**WHAT THE TASK REQUIRES:** Check every line of the entries for "Audio", and copy the lines that hold it.

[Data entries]

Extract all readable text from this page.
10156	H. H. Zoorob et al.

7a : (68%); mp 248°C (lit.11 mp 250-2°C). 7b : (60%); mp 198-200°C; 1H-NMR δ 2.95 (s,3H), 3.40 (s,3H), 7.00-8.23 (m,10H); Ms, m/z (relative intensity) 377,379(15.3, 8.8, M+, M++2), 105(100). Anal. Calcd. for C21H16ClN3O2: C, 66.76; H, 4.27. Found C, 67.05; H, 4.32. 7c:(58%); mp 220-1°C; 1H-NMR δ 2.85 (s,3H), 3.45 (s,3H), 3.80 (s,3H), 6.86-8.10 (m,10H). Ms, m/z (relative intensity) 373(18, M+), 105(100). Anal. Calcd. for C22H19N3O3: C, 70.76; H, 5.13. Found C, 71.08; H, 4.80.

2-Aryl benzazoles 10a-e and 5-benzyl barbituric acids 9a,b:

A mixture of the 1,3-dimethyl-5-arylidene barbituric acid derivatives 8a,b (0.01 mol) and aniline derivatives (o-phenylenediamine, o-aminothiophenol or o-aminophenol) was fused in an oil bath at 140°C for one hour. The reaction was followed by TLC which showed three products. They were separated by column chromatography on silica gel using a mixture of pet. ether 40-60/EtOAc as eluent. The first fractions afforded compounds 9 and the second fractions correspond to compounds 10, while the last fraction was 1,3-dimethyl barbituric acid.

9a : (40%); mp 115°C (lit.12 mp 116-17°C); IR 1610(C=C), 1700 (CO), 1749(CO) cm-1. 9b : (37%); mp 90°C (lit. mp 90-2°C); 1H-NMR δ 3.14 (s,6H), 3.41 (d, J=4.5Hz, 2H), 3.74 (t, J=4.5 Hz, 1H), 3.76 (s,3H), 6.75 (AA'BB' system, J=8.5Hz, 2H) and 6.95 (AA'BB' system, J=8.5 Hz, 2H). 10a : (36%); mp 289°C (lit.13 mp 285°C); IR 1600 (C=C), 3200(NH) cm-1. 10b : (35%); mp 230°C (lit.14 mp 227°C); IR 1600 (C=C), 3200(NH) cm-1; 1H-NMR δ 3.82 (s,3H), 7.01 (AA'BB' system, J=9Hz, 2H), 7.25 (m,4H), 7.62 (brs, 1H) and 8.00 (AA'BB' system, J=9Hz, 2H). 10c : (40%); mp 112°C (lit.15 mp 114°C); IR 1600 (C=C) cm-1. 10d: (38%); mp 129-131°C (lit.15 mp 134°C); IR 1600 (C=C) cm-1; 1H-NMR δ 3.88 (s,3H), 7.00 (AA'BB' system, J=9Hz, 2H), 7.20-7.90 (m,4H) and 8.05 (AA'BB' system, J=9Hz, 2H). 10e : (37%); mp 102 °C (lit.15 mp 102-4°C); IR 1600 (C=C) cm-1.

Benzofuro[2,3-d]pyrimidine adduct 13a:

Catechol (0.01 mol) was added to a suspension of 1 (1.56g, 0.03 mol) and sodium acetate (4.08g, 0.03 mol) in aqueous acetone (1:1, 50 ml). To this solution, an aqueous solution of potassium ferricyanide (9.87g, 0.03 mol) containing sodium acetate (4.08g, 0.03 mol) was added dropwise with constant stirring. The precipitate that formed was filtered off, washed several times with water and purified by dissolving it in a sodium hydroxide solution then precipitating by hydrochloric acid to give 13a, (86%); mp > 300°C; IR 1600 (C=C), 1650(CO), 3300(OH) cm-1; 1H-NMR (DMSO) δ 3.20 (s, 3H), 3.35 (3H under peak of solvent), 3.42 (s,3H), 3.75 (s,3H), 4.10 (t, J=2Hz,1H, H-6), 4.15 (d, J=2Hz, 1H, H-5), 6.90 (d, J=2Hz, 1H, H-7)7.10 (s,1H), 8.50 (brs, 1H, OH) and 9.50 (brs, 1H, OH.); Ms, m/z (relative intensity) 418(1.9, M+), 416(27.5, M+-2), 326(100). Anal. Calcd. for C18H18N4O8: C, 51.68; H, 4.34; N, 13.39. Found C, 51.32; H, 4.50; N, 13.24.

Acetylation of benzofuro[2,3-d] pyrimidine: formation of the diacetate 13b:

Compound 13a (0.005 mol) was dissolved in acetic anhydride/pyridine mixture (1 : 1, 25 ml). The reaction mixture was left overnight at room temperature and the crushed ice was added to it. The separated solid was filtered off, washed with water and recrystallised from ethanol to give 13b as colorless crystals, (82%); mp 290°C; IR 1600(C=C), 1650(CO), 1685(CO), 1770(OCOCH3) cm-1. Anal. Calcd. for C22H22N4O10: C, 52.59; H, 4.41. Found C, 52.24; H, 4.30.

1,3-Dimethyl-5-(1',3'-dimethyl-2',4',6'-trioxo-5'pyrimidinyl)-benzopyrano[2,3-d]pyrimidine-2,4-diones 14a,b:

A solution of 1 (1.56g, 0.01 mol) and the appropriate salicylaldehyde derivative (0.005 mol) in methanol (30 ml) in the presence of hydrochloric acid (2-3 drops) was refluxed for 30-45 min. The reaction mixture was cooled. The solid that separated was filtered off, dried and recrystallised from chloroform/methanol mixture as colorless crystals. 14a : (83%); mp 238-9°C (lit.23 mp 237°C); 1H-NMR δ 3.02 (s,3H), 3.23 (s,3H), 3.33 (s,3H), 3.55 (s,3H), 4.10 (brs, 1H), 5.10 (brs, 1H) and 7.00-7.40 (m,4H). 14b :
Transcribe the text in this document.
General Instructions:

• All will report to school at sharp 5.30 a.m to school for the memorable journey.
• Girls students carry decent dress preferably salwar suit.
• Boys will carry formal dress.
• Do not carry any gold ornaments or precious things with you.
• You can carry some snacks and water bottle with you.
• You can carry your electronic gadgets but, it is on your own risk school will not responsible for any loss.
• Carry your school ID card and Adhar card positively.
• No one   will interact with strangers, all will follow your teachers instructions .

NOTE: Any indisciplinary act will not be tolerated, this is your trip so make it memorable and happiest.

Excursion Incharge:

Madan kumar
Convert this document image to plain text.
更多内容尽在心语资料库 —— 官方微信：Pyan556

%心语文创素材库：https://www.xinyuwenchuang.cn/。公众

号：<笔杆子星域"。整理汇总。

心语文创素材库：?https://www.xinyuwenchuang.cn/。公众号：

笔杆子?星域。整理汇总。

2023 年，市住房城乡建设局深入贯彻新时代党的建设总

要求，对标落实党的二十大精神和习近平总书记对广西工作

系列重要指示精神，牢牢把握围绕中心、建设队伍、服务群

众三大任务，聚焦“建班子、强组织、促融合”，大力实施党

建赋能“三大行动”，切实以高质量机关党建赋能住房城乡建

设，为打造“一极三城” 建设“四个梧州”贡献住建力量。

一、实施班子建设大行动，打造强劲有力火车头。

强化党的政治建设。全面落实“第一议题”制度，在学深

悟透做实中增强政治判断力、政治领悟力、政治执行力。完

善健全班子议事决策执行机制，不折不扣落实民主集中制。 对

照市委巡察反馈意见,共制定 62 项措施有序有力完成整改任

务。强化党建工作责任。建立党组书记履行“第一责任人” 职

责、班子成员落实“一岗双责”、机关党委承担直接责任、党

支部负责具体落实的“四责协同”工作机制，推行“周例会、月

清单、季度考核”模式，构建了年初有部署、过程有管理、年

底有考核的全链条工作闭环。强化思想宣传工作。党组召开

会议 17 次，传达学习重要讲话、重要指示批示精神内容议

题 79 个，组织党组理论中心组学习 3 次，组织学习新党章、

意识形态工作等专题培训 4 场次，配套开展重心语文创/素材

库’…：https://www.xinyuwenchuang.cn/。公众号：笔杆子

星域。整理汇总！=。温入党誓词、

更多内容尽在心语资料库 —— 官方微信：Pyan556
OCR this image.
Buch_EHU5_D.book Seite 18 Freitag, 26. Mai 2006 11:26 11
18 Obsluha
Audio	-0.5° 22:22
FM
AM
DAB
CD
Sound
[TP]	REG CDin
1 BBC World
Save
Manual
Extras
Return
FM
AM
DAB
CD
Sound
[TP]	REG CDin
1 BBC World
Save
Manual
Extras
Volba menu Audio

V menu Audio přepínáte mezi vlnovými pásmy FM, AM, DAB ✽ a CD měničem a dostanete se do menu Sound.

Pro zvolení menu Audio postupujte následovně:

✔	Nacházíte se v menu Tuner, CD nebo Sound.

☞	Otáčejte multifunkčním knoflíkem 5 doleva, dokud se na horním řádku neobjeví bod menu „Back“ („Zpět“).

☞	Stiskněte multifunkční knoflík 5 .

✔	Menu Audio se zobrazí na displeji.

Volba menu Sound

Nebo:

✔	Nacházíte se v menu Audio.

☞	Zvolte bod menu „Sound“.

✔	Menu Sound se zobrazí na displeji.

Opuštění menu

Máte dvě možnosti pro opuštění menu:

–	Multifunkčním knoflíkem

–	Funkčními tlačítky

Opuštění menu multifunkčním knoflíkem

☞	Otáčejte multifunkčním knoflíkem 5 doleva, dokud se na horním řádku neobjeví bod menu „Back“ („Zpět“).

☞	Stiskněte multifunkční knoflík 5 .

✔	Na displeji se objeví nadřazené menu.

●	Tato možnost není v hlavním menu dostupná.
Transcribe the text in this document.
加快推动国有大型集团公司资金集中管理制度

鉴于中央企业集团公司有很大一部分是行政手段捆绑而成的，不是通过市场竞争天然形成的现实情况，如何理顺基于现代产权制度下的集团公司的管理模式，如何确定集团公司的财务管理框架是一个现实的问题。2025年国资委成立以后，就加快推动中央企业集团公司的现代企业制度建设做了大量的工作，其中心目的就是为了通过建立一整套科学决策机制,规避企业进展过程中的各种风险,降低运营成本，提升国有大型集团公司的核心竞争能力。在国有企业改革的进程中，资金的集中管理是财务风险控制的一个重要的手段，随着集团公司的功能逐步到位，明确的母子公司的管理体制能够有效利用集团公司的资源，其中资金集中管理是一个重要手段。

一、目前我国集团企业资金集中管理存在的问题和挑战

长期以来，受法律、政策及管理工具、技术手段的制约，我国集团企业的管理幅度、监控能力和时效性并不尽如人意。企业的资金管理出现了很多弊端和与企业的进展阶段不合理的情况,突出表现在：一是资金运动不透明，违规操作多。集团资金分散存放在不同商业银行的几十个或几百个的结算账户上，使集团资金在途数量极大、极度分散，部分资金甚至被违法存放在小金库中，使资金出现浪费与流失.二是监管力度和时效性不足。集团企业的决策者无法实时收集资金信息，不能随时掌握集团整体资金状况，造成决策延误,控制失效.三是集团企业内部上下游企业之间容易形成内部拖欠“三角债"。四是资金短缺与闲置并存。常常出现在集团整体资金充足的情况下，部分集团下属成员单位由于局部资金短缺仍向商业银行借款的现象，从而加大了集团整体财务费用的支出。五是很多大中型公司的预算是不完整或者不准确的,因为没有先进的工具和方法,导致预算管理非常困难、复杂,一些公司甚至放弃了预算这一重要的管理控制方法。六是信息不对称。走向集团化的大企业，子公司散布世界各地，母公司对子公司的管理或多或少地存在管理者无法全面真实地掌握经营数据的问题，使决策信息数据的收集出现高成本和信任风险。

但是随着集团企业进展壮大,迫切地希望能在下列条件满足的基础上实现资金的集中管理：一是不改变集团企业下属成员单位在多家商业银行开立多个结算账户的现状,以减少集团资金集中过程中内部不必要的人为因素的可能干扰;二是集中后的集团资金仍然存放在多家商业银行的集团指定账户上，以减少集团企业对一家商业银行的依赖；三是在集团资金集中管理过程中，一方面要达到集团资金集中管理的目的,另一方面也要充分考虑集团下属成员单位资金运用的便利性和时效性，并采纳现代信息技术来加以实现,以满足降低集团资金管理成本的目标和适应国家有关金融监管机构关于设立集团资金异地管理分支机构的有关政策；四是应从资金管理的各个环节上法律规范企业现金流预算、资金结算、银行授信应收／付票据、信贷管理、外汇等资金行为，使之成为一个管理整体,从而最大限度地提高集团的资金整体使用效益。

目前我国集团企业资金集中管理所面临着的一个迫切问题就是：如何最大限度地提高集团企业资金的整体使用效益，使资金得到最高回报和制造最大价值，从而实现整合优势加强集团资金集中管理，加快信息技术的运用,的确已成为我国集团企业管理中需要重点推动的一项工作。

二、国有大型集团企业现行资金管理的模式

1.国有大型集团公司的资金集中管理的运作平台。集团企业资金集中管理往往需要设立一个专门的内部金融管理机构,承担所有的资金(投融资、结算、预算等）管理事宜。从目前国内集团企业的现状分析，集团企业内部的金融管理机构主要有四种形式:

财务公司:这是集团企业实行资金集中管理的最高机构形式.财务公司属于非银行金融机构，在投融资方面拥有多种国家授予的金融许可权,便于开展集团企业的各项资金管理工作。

**CORRECT RESPONSE:**
Audio	-0.5° 22:22
Volba menu Audio
V menu Audio přepínáte mezi vlnovými pásmy FM, AM, DAB ✽ a CD měničem a dostanete se do menu Sound.
Pro zvolení menu Audio postupujte následovně:
✔	Menu Audio se zobrazí na displeji.
✔	Nacházíte se v menu Audio.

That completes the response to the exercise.